## Supplied information
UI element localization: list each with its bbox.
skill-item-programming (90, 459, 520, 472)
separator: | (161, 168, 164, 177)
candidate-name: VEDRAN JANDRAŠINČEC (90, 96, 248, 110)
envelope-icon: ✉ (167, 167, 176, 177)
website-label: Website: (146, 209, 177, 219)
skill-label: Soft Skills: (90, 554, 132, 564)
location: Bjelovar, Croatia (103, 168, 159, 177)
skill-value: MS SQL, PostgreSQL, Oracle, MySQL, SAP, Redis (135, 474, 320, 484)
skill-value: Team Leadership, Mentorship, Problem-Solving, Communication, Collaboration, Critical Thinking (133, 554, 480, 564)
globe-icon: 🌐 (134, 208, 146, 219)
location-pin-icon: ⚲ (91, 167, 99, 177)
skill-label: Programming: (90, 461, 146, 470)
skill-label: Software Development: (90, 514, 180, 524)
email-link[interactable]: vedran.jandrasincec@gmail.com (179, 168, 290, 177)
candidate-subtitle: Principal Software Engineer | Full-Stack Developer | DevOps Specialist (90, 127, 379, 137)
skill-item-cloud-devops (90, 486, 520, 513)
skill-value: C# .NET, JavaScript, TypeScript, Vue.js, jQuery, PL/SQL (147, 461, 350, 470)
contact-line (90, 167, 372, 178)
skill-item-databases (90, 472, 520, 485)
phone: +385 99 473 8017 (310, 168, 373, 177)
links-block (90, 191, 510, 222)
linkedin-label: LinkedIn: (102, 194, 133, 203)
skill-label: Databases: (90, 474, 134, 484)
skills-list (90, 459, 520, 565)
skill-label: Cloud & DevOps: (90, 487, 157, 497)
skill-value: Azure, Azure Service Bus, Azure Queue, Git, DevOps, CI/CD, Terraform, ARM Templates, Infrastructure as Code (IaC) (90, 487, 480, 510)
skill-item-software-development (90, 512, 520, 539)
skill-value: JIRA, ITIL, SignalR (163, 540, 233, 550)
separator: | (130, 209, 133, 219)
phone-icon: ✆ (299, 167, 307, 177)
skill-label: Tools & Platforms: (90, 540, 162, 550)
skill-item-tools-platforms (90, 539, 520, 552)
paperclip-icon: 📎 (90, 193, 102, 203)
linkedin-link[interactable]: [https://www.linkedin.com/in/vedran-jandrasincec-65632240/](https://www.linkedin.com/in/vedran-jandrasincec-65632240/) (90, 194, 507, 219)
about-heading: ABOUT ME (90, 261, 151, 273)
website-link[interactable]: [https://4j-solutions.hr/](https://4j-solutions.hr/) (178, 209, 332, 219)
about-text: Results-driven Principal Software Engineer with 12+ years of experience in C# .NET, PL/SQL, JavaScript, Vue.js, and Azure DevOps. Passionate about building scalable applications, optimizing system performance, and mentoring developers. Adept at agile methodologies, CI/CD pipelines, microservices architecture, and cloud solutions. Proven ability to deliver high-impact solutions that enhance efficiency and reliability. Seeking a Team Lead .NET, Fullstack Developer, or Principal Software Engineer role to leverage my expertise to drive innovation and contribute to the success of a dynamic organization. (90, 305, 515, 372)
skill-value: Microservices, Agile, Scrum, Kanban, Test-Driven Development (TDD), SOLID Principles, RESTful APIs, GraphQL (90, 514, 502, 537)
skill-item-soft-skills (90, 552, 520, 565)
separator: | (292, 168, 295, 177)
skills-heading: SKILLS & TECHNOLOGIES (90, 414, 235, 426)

---

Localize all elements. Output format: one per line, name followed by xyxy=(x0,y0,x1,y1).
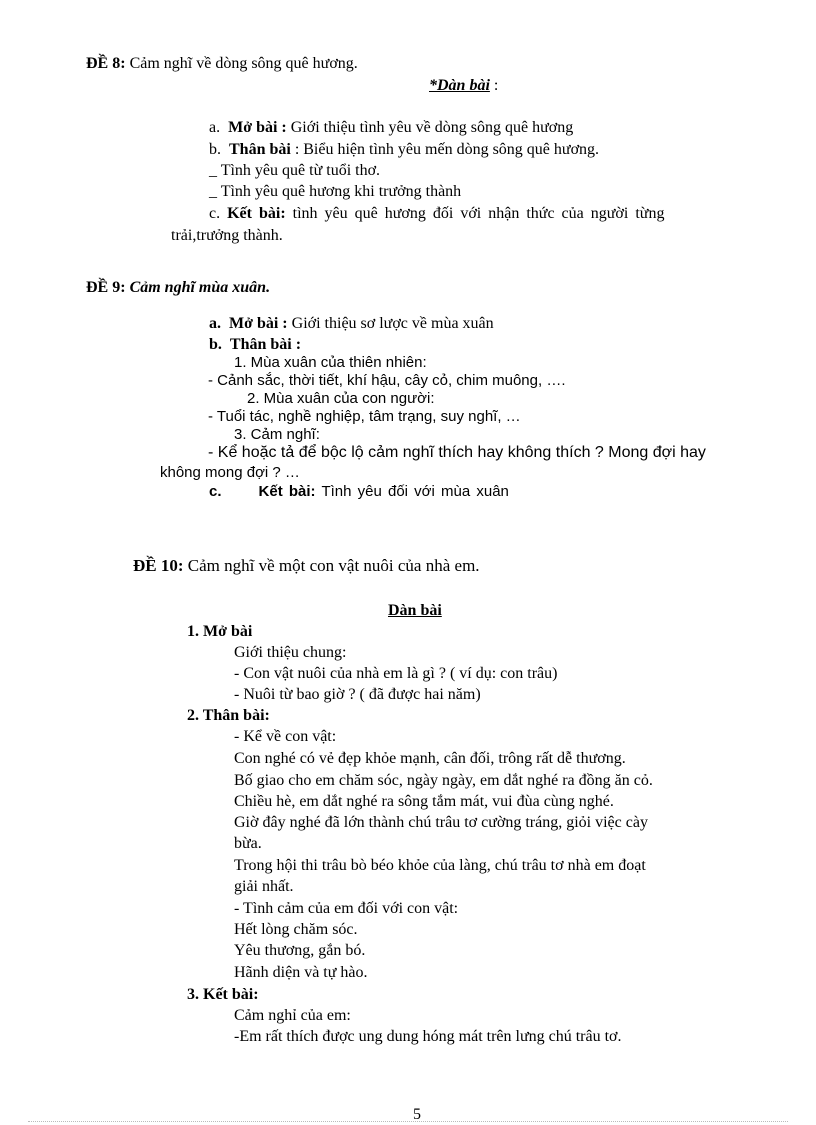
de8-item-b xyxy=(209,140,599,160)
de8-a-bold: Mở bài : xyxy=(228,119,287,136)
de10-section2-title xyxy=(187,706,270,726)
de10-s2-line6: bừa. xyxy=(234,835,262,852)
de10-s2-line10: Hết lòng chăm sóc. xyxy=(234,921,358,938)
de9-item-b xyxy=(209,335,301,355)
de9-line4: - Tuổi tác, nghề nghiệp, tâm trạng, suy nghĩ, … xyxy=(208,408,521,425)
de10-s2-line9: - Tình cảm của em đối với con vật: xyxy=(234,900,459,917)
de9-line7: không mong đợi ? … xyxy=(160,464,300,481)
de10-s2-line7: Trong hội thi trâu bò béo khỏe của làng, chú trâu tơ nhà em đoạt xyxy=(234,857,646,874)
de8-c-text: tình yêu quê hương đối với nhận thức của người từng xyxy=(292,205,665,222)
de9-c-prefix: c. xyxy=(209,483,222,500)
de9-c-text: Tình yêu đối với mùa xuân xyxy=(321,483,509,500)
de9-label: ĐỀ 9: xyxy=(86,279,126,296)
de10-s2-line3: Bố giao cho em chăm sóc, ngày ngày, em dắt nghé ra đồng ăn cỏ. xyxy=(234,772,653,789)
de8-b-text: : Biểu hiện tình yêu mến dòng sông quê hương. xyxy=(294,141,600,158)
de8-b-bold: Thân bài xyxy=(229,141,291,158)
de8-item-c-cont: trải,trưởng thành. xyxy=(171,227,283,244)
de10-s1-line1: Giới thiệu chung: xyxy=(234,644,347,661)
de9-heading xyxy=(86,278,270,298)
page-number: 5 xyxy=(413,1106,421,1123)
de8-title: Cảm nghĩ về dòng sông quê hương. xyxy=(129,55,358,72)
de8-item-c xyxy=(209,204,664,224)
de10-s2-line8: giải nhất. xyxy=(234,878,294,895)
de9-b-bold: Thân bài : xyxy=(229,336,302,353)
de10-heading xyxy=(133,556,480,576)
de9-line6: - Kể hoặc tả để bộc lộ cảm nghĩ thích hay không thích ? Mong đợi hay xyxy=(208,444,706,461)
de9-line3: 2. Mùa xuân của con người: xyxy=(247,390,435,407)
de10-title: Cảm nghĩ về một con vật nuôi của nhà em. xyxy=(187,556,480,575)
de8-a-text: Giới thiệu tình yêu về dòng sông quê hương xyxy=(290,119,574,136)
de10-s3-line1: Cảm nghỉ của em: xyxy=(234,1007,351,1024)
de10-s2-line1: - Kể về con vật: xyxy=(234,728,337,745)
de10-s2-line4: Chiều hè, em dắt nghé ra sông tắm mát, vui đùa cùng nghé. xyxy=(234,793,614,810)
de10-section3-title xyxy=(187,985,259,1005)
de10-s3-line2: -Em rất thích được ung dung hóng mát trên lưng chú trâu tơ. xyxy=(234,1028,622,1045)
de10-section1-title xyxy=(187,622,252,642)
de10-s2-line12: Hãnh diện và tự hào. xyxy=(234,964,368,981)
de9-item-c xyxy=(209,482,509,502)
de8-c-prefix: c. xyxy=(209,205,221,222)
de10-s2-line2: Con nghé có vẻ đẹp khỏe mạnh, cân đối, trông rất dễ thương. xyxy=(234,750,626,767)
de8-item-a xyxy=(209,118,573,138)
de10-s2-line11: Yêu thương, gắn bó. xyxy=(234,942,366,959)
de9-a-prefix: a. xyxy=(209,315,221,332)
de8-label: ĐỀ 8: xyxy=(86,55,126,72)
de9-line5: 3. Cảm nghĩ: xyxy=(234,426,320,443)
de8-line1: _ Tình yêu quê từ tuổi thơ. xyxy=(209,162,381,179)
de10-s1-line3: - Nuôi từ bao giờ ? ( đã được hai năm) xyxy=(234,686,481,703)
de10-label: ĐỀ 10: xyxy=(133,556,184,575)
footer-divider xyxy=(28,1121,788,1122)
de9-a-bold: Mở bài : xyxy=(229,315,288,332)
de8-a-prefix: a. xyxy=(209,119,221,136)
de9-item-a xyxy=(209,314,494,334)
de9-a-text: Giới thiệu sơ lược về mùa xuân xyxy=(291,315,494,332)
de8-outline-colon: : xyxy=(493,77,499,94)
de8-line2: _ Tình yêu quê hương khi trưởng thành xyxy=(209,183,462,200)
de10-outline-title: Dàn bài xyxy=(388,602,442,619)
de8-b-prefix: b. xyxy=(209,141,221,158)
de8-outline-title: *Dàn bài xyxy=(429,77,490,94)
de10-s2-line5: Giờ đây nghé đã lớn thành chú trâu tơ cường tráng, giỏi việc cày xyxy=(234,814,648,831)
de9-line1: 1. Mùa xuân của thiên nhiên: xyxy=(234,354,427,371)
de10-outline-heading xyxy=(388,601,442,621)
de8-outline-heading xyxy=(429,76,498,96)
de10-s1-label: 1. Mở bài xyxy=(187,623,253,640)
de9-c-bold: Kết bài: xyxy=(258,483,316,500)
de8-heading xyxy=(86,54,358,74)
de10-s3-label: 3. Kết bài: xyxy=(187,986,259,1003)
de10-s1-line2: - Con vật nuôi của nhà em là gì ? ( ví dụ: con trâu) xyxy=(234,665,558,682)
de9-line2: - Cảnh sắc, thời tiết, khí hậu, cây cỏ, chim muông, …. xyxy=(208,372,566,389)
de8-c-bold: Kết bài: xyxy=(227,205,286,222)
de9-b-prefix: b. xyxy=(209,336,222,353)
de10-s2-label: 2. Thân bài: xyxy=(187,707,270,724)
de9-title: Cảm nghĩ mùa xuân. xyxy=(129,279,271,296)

==

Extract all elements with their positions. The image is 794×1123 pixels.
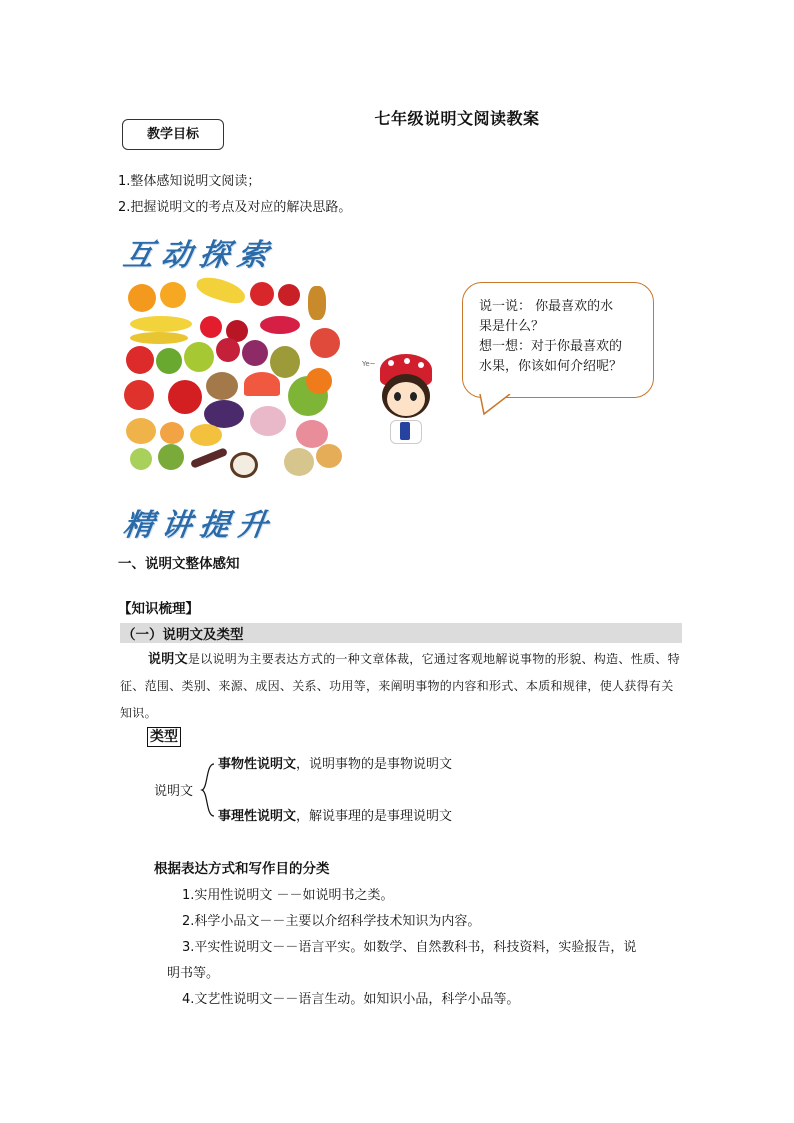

## Request
Please take the records above from the line containing "UI element localization: list" through the line containing "skill-label: Programming: (90, 461, 146, 470)", and change "location-pin-icon" to "map-pin-icon", leaving everything else in those lines unchanged.

## Answer to the task
UI element localization: list each with its bbox.
skill-item-programming (90, 459, 520, 472)
separator: | (161, 168, 164, 177)
candidate-name: VEDRAN JANDRAŠINČEC (90, 96, 248, 110)
envelope-icon: ✉ (167, 167, 176, 177)
website-label: Website: (146, 209, 177, 219)
skill-label: Soft Skills: (90, 554, 132, 564)
location: Bjelovar, Croatia (103, 168, 159, 177)
skill-value: MS SQL, PostgreSQL, Oracle, MySQL, SAP, Redis (135, 474, 320, 484)
skill-value: Team Leadership, Mentorship, Problem-Solving, Communication, Collaboration, Critical Thinking (133, 554, 480, 564)
globe-icon: 🌐 (134, 208, 146, 219)
map-pin-icon: ⚲ (91, 167, 99, 177)
skill-label: Programming: (90, 461, 146, 470)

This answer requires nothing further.